Exercise data:
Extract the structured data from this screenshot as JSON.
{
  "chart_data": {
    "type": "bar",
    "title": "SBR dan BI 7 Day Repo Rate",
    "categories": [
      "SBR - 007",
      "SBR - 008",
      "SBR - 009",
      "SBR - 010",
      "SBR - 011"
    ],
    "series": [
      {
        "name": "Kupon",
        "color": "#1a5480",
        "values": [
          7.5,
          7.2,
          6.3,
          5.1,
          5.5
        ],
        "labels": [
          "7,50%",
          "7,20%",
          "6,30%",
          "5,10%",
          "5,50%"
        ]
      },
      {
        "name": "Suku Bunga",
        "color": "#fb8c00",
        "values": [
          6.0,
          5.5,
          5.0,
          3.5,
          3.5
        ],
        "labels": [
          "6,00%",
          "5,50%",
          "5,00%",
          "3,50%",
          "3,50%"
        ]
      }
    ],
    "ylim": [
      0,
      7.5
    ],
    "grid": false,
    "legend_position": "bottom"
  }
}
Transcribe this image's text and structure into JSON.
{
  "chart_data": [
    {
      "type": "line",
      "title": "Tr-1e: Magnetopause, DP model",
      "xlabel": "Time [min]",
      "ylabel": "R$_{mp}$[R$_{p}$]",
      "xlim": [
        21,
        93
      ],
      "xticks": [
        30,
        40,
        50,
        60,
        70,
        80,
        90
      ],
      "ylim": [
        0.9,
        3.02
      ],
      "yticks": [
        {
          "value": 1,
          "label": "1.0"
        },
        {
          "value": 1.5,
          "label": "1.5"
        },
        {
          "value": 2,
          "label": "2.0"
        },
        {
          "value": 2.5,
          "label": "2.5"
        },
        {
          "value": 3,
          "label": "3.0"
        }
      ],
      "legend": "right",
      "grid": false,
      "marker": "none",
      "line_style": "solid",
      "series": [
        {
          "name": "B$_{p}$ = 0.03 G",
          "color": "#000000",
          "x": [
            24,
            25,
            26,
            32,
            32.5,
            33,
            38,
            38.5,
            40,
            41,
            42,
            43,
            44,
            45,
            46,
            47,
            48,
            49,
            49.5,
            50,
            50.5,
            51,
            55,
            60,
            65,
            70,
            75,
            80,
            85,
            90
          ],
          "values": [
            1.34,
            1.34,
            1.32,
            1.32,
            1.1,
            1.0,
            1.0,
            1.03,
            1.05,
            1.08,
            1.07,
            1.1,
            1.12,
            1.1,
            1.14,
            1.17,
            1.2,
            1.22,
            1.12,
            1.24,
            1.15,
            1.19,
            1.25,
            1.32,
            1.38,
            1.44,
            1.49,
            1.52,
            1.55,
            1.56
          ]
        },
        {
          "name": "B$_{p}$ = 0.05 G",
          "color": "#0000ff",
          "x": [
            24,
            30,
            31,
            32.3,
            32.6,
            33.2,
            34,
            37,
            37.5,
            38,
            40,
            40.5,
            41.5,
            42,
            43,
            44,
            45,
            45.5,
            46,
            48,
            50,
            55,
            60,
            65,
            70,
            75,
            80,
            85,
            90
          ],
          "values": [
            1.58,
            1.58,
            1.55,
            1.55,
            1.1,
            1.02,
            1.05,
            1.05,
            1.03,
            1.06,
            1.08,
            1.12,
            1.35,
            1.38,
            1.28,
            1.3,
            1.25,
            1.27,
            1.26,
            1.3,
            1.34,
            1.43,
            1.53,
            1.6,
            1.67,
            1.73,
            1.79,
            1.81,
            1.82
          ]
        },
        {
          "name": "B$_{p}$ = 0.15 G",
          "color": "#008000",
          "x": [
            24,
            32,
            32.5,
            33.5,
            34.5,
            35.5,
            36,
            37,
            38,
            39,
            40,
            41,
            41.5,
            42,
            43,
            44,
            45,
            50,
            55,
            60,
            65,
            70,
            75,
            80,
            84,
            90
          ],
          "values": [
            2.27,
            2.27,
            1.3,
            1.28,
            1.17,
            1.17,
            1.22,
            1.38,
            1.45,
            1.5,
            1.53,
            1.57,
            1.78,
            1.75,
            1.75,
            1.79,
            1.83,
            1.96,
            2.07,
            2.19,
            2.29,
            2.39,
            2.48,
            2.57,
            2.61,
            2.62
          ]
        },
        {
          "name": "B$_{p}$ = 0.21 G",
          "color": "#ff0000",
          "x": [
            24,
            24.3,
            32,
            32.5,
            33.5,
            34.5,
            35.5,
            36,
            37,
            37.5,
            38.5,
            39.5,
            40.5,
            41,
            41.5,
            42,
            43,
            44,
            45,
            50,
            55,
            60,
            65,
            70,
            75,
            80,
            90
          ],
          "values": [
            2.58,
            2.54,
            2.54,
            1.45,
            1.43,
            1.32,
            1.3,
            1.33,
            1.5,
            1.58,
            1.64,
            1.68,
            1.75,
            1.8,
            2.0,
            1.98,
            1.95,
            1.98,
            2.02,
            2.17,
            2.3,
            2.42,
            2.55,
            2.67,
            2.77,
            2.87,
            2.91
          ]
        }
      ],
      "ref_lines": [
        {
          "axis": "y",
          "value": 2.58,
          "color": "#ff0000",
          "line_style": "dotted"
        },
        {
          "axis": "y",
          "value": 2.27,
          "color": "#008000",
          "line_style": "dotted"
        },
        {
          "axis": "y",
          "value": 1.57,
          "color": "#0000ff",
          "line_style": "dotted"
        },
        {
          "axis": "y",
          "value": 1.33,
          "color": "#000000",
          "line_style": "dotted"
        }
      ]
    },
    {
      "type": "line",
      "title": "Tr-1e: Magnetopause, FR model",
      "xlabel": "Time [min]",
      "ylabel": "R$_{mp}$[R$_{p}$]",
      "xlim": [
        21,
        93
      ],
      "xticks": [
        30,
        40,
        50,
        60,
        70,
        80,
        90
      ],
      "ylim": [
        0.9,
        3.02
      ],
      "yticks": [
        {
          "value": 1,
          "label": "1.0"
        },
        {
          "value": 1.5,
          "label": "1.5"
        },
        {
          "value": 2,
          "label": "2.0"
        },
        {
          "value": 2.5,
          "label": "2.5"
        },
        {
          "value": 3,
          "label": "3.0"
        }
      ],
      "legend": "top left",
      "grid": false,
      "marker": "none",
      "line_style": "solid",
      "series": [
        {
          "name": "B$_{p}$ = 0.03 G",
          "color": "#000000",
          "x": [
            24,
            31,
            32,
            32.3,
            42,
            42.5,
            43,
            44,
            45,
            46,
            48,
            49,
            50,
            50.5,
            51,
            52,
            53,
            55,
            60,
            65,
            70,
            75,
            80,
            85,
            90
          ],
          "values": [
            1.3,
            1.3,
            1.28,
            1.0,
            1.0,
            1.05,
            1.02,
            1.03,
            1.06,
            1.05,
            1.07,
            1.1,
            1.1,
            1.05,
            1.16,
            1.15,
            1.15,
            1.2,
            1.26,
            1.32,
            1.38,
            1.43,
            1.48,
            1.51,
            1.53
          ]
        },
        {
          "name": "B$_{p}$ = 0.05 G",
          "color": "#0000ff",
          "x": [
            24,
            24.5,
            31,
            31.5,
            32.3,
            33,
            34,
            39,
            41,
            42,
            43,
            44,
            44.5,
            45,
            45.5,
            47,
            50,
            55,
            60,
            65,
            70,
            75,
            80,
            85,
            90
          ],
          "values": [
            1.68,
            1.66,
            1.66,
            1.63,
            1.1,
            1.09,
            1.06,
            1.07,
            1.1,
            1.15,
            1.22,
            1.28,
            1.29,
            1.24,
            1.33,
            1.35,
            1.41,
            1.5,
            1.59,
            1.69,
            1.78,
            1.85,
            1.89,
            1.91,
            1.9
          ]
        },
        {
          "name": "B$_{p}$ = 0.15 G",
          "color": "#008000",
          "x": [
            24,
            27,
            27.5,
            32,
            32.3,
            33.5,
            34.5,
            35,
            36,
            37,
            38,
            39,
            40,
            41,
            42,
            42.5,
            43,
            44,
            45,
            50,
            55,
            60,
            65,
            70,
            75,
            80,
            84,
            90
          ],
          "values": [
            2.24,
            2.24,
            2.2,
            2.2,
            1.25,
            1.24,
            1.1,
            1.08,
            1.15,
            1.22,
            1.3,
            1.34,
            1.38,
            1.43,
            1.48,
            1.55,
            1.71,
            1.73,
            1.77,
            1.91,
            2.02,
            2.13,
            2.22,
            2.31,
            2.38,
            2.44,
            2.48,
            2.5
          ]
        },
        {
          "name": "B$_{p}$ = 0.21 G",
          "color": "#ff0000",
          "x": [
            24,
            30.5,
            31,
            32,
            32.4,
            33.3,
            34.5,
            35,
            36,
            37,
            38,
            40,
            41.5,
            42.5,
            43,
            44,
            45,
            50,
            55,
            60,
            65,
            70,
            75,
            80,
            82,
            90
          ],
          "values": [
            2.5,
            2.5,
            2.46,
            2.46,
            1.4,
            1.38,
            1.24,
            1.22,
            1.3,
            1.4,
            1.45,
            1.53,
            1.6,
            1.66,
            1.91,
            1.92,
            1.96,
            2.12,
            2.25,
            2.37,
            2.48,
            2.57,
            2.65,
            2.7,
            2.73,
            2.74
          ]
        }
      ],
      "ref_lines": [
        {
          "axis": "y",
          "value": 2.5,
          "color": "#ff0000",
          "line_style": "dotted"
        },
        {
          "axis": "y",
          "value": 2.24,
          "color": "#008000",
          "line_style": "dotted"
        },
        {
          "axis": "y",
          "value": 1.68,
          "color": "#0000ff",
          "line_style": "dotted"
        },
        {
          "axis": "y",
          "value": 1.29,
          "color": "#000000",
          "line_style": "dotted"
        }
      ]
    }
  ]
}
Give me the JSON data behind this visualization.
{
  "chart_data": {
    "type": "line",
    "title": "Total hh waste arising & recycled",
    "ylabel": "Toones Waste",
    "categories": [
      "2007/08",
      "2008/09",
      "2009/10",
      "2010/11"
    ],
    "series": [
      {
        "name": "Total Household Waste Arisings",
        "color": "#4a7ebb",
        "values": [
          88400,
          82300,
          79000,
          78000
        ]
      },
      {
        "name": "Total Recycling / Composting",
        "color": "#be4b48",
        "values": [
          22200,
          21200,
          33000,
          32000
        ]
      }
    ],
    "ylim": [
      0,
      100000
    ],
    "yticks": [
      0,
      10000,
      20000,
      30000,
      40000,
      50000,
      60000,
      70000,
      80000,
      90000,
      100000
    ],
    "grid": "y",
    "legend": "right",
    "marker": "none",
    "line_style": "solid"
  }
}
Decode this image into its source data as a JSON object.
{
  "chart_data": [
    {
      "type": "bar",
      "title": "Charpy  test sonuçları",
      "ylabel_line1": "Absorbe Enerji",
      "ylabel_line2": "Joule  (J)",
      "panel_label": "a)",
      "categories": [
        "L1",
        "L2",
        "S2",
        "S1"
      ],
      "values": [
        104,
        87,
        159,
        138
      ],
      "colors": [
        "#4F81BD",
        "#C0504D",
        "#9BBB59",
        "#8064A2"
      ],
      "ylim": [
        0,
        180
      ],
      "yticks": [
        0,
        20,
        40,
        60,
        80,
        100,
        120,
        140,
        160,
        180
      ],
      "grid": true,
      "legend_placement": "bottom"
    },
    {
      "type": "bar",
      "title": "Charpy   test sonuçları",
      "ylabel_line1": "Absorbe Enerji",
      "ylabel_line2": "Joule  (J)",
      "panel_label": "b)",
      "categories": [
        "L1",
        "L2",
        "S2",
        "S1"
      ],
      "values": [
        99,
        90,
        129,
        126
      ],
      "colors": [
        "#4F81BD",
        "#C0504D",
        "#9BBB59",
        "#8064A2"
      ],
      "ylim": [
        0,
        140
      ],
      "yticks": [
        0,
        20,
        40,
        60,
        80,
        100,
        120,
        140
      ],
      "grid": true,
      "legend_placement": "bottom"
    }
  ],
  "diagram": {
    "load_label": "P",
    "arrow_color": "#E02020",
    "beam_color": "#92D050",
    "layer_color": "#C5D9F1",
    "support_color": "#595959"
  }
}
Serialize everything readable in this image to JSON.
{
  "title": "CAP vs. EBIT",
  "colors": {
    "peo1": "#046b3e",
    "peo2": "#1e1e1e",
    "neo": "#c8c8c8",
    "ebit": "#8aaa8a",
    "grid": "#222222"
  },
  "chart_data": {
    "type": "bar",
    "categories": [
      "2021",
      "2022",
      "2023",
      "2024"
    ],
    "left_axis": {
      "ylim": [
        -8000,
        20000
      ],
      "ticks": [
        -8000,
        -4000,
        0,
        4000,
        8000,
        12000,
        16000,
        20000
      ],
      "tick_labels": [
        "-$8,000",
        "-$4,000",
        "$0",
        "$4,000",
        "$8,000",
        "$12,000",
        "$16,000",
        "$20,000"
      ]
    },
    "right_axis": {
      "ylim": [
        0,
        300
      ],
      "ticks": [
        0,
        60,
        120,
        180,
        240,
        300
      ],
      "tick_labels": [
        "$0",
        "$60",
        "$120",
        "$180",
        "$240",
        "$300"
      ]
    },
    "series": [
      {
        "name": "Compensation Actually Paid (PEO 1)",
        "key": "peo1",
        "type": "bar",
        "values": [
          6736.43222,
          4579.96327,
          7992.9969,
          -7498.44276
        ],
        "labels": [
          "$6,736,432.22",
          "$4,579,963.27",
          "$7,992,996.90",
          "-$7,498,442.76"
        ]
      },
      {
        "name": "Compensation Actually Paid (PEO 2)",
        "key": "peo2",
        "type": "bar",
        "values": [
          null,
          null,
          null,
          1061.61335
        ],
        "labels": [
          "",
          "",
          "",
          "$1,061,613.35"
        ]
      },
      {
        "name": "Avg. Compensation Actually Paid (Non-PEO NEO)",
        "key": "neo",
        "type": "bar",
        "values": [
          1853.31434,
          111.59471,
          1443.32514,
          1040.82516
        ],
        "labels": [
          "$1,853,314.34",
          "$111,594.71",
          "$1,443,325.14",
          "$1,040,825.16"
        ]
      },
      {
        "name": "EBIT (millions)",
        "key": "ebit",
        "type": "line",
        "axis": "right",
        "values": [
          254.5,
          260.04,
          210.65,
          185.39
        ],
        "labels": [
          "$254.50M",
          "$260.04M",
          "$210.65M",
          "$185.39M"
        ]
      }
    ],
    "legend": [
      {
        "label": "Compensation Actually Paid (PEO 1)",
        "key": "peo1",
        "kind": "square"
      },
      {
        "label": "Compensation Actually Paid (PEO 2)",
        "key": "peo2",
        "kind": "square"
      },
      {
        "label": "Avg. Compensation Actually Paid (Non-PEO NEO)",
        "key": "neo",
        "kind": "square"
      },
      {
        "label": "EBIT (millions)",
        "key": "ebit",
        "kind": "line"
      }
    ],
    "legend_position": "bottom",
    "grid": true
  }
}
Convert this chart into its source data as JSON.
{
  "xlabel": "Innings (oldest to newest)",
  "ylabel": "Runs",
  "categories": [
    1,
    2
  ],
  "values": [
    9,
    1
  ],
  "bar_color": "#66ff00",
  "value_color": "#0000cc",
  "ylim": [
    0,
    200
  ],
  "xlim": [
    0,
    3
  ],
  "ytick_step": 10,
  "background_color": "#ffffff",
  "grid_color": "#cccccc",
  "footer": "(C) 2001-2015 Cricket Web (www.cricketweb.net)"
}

Exercise brief:
Look through the entries above; copy every line holding the string "Paid".

Response to the task:
        "name": "Compensation Actually Paid (PEO 1)",
        "name": "Compensation Actually Paid (PEO 2)",
        "name": "Avg. Compensation Actually Paid (Non-PEO NEO)",
        "label": "Compensation Actually Paid (PEO 1)",
        "label": "Compensation Actually Paid (PEO 2)",
        "label": "Avg. Compensation Actually Paid (Non-PEO NEO)",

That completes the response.